▶ _REQUIRED TASK_:
Below is a block of records. Copy every line in it that contains the word "seconds".

▶ _Dataset items_:
>>>>>

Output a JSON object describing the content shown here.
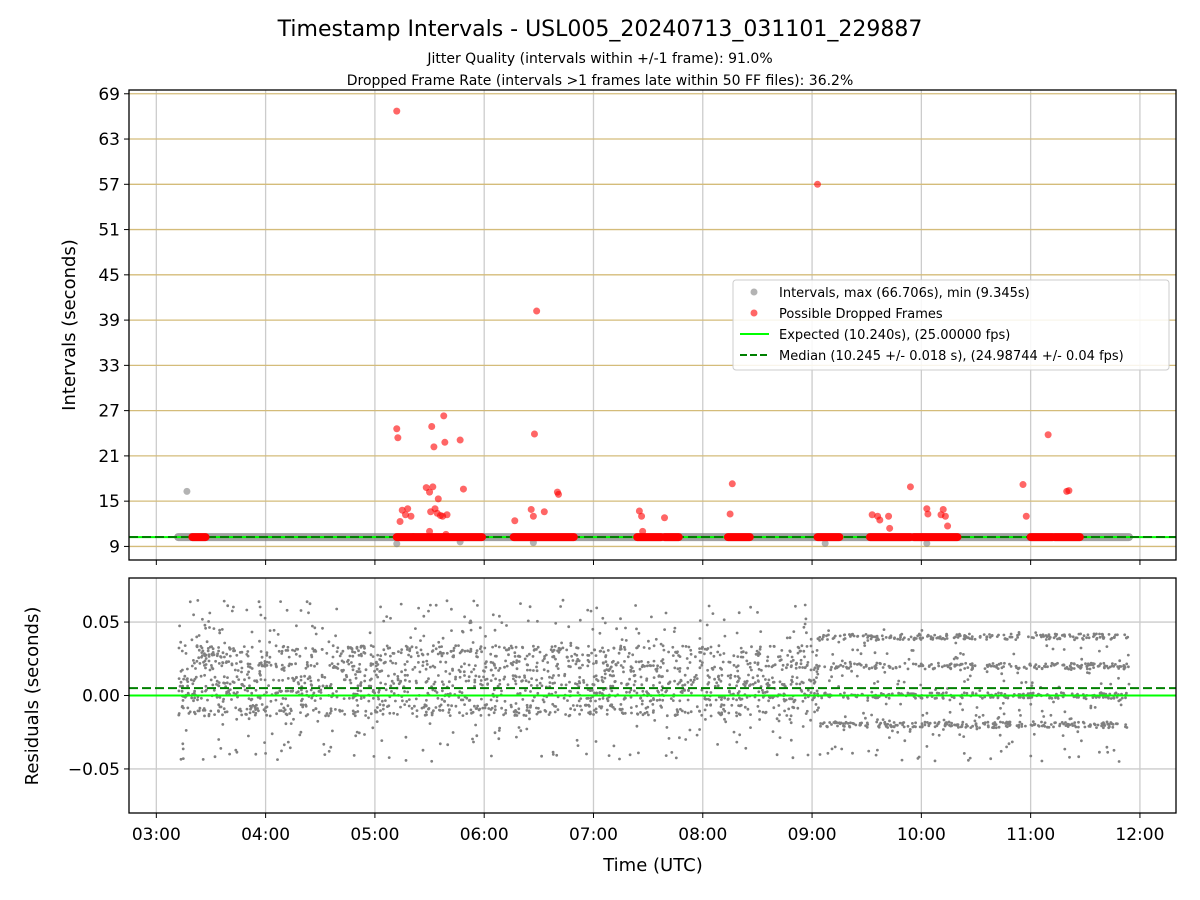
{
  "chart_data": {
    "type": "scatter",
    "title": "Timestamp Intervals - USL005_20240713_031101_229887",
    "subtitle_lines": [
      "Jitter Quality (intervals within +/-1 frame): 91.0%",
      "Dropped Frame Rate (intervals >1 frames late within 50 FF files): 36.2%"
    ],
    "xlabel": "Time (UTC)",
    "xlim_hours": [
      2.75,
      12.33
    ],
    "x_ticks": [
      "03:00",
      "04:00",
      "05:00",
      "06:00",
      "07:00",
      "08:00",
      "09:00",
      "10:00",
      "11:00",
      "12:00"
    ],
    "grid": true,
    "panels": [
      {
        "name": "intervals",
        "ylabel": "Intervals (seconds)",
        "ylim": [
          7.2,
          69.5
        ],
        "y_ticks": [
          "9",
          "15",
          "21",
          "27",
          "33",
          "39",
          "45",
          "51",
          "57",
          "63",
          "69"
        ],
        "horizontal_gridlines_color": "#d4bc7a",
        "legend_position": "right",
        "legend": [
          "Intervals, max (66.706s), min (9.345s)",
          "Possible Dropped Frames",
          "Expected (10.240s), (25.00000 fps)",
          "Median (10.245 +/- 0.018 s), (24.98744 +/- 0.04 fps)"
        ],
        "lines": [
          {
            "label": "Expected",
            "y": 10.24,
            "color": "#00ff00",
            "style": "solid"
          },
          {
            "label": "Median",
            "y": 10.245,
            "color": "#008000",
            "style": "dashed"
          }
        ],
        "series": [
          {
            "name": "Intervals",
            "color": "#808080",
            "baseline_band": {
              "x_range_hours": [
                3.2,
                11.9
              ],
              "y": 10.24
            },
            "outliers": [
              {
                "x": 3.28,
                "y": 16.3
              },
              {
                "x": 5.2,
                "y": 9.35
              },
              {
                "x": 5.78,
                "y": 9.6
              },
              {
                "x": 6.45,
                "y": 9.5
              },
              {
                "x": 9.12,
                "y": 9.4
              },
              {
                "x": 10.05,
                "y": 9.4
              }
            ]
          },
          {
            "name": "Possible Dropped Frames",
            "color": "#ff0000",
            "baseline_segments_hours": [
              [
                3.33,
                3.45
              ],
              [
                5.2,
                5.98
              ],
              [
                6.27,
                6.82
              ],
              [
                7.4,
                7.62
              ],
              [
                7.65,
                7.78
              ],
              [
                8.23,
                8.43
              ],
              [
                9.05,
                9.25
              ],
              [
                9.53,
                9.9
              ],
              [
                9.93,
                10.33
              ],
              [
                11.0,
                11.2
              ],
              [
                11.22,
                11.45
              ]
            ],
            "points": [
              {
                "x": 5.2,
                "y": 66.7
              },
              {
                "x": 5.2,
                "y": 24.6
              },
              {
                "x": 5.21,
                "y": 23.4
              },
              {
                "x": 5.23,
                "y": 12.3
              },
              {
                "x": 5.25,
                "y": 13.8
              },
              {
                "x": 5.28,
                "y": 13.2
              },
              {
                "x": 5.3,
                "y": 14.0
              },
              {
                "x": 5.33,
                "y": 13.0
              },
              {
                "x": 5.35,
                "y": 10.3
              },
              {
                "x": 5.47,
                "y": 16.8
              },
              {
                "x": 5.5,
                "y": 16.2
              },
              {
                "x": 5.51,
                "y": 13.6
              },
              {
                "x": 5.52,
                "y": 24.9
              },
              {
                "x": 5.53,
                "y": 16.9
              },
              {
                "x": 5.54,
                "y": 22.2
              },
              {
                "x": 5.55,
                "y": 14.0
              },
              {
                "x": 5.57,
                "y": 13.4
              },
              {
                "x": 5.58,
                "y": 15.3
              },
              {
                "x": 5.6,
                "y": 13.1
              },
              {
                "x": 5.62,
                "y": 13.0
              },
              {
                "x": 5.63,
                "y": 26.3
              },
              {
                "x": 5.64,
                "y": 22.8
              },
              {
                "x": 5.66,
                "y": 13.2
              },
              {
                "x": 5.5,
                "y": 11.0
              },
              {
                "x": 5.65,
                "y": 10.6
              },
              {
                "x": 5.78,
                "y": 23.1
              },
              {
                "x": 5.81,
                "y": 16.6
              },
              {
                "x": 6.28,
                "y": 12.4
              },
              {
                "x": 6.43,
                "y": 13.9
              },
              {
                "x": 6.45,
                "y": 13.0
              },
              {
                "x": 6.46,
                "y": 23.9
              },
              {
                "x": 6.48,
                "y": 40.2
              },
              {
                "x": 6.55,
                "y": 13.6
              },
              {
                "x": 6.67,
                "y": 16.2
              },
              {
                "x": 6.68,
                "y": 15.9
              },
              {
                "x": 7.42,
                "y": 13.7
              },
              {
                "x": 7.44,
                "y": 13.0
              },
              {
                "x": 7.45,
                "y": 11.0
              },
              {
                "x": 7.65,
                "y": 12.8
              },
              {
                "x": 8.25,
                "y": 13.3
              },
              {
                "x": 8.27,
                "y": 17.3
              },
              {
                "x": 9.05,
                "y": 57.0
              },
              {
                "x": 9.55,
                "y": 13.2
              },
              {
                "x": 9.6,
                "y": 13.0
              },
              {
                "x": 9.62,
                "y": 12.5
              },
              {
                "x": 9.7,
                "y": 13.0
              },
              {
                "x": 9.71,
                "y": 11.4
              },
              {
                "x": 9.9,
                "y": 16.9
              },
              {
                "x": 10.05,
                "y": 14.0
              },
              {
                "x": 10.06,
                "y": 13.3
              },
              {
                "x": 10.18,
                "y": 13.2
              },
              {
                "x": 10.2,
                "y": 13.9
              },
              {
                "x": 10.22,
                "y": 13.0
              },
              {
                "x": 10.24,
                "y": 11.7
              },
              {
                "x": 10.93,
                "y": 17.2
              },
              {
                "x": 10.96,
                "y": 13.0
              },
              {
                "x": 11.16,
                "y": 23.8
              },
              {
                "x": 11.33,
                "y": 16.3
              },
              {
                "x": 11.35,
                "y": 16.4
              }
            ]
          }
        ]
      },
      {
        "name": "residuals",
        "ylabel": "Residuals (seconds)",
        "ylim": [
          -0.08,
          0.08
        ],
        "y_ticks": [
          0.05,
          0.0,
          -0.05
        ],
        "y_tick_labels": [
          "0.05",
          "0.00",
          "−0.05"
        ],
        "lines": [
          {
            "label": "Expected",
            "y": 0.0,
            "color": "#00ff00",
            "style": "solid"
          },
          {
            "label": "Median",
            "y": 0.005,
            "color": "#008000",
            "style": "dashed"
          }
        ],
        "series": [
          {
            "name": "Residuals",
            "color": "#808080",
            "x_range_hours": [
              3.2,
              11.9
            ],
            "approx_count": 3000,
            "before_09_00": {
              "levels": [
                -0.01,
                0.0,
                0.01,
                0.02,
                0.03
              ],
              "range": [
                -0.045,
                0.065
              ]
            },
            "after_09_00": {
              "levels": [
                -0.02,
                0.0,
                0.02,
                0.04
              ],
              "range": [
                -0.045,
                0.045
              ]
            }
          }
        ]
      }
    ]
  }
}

<<<<<
>>>>>

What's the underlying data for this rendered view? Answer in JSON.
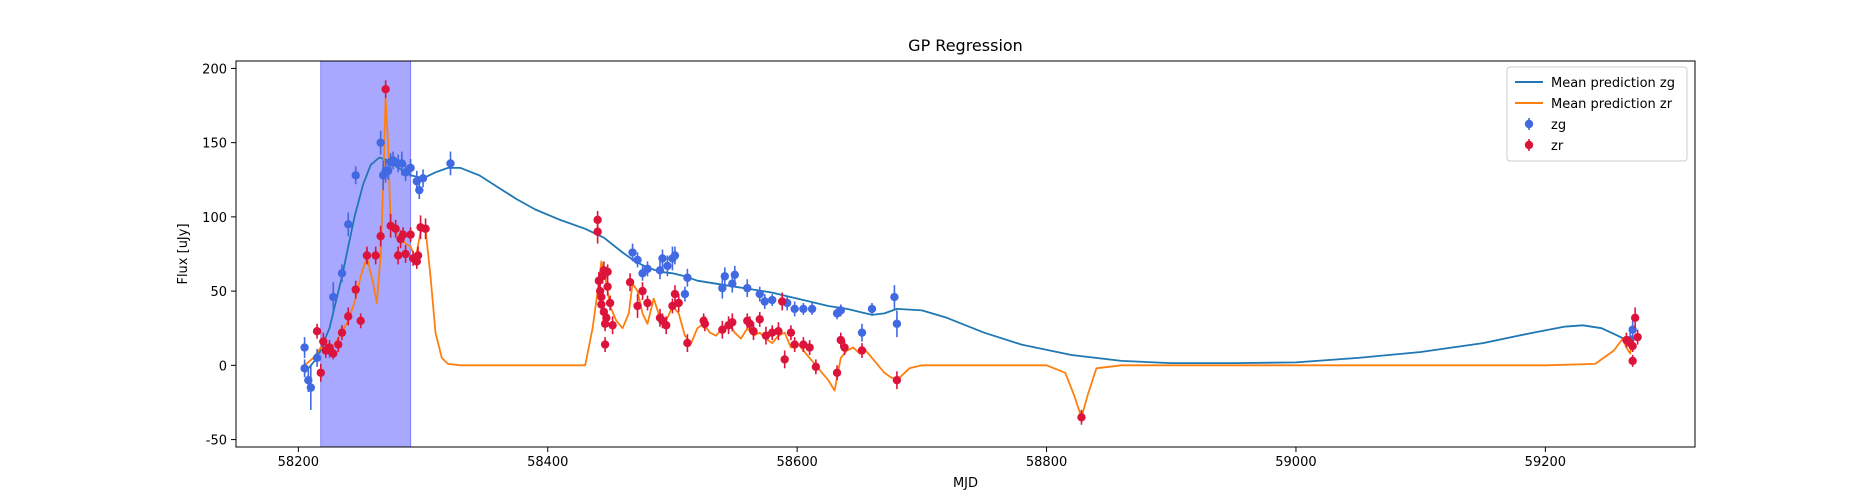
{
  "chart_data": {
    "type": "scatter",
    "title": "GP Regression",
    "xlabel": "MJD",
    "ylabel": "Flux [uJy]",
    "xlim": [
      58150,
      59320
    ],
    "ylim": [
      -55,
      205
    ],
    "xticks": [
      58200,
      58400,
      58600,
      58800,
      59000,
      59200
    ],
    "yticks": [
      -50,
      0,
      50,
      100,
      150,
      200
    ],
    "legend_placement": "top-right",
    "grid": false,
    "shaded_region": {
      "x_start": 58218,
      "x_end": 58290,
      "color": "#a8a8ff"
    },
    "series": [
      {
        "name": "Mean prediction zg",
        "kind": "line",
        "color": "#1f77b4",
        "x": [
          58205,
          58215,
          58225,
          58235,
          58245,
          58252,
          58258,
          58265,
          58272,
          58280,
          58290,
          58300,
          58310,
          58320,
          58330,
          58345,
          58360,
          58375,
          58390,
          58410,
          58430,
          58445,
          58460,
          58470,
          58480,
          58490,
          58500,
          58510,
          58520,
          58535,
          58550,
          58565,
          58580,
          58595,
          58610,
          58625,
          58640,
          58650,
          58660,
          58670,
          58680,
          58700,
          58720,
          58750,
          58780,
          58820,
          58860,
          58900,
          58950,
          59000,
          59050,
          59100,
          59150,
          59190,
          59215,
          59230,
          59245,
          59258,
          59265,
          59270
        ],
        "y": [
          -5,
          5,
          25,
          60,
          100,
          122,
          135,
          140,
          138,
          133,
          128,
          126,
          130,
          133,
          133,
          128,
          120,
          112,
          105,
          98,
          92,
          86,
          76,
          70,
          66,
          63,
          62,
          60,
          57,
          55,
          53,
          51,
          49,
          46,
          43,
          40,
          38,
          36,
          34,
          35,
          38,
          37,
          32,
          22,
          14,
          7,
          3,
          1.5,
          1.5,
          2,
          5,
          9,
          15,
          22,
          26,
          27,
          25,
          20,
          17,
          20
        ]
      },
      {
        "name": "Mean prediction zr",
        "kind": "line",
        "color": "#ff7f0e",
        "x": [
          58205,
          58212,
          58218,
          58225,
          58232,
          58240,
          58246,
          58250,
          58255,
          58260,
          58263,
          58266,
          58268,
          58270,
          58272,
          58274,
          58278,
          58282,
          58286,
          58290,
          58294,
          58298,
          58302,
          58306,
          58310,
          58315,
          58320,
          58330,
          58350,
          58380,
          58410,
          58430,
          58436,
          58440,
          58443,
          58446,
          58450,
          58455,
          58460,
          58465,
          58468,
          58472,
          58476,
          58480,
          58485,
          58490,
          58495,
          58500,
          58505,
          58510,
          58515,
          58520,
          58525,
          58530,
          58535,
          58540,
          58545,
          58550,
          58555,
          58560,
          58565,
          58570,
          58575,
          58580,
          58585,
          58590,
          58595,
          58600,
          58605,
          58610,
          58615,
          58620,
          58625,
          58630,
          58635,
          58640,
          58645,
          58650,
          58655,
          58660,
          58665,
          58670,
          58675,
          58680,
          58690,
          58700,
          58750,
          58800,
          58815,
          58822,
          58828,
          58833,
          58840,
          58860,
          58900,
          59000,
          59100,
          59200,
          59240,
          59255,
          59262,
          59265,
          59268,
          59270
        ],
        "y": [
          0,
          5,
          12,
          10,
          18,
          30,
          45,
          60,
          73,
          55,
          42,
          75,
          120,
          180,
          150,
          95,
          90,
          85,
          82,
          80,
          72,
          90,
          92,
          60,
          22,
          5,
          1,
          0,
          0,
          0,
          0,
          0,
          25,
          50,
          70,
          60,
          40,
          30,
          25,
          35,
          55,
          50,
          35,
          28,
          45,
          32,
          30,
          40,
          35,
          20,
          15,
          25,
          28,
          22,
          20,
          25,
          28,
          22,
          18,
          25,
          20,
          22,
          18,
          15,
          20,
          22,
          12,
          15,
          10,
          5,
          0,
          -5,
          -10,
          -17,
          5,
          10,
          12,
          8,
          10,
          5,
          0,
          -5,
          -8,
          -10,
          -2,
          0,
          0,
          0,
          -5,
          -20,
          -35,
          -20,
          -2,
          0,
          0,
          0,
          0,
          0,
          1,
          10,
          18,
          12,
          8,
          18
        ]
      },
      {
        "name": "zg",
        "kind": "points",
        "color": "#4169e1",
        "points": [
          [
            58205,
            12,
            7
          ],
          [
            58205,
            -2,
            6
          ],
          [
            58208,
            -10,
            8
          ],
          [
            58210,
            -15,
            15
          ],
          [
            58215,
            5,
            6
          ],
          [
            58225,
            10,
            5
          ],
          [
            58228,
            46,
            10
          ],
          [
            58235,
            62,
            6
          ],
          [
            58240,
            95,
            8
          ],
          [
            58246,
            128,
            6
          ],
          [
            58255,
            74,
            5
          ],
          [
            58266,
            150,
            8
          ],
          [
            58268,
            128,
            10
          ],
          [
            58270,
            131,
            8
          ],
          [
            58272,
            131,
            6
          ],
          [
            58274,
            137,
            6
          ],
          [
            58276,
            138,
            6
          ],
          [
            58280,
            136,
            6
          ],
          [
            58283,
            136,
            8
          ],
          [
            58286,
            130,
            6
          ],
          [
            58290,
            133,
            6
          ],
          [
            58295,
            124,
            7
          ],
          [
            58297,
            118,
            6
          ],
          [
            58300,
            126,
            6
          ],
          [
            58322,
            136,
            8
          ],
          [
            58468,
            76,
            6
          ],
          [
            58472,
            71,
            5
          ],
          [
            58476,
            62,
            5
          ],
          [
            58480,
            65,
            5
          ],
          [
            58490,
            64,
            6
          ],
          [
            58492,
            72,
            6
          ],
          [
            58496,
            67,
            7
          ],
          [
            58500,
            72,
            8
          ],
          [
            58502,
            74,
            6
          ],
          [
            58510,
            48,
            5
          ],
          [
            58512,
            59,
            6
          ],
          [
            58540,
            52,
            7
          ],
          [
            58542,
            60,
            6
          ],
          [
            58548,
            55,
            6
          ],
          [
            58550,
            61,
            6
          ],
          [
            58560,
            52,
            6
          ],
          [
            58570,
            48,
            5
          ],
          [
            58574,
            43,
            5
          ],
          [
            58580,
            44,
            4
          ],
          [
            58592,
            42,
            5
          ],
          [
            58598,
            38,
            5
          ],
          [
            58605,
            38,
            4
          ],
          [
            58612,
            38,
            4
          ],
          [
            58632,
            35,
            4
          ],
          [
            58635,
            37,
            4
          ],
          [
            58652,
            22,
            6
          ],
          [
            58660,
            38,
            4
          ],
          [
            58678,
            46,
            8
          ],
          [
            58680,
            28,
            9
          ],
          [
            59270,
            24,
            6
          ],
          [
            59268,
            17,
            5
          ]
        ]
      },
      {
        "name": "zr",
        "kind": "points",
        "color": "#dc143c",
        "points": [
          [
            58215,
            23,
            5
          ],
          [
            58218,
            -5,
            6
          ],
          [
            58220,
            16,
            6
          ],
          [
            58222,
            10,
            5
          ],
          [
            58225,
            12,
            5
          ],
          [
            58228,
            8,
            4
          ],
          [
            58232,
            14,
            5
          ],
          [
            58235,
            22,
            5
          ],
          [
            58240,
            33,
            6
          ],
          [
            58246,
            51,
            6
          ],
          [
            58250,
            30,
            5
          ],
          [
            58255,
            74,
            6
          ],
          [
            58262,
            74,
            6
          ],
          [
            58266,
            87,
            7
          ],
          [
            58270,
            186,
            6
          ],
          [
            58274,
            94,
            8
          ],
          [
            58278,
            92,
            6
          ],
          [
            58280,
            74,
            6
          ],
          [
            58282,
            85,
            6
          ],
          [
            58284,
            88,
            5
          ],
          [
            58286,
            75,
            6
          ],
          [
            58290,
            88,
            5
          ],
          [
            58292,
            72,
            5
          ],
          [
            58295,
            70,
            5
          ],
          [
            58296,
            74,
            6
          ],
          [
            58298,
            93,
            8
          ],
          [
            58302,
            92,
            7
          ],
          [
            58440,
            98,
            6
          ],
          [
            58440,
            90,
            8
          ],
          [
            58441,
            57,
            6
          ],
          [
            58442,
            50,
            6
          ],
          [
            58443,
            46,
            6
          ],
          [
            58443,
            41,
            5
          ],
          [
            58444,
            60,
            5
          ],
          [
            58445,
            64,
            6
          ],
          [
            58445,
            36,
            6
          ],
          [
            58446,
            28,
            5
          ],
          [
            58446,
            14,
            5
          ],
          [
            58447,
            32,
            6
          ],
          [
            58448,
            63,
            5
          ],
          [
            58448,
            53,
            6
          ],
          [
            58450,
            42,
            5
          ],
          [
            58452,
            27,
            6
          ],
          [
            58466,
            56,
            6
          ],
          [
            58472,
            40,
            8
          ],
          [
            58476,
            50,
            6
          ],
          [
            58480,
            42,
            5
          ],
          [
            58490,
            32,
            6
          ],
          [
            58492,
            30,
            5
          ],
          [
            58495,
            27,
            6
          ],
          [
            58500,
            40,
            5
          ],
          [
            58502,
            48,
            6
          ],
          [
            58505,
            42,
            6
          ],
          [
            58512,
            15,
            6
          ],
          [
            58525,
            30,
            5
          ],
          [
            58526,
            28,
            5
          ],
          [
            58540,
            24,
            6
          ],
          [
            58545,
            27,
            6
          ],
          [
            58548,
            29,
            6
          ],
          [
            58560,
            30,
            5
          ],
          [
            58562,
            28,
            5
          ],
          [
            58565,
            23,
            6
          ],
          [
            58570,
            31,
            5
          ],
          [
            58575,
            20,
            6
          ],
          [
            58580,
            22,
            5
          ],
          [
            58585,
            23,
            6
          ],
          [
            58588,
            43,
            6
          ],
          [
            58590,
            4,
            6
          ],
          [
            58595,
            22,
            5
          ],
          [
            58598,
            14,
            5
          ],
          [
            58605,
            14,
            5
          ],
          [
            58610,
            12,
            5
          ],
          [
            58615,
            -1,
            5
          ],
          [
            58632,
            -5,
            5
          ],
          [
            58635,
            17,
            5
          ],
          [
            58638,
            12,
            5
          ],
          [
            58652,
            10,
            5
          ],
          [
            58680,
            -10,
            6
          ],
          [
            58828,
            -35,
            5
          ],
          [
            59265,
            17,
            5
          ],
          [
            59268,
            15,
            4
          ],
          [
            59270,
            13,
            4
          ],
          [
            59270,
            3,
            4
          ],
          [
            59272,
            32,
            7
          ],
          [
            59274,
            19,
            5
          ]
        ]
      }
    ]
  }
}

<<<<<

▶ _RESULT_:
        "ylabel": "Intervals (seconds)",
        "ylabel": "Residuals (seconds)",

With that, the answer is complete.